> Exercise: The records follow. Filter them to the lines that hold "Department".

> Exercise data:
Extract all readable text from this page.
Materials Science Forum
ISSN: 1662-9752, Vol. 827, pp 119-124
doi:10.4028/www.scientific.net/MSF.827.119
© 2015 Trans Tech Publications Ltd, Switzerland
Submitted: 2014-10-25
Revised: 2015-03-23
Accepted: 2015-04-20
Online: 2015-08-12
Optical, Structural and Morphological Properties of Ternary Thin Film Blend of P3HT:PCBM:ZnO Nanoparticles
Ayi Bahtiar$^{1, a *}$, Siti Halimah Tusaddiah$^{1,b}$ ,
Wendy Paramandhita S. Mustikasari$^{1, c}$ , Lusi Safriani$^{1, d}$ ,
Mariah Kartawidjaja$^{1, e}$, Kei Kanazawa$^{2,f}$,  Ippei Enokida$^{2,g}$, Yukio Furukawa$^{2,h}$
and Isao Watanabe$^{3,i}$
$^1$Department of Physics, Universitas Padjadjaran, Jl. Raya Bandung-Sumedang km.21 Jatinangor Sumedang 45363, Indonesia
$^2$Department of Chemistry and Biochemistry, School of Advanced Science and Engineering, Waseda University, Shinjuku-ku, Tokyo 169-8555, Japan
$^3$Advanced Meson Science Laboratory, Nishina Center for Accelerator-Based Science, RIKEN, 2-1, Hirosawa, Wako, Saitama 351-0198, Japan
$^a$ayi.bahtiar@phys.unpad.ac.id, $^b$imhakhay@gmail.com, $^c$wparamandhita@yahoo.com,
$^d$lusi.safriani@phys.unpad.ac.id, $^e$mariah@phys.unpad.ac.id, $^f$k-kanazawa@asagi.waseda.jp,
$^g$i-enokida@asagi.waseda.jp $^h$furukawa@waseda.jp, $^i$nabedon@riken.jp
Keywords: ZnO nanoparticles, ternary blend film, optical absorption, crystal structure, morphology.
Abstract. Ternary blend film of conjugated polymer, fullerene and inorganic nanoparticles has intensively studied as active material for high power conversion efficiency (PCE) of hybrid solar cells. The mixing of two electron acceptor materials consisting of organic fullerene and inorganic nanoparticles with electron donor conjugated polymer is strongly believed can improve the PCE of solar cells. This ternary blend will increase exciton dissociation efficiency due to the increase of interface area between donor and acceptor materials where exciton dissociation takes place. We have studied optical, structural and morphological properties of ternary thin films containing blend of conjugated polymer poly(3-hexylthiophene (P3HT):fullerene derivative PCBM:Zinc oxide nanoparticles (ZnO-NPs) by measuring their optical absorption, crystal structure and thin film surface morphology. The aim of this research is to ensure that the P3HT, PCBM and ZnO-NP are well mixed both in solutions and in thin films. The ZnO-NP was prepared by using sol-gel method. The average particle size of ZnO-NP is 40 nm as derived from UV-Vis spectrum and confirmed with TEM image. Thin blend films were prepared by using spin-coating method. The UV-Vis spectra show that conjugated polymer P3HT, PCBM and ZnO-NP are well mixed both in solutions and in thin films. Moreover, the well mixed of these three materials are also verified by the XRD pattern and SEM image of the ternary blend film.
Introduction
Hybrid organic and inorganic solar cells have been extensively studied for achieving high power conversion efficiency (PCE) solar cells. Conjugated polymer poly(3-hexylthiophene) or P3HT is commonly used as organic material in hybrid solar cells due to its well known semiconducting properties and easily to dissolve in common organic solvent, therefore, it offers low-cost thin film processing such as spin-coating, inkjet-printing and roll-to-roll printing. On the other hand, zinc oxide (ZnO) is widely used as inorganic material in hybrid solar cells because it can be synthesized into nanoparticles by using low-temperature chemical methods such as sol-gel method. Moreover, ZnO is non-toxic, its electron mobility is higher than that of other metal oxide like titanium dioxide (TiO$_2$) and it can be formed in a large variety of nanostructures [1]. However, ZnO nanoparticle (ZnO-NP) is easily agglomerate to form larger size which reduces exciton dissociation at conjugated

> Answer to the exercise:
$^1$Department of Physics, Universitas Padjadjaran, Jl. Raya Bandung-Sumedang km.21 Jatinangor Sumedang 45363, Indonesia
$^2$Department of Chemistry and Biochemistry, School of Advanced Science and Engineering, Waseda University, Shinjuku-ku, Tokyo 169-8555, Japan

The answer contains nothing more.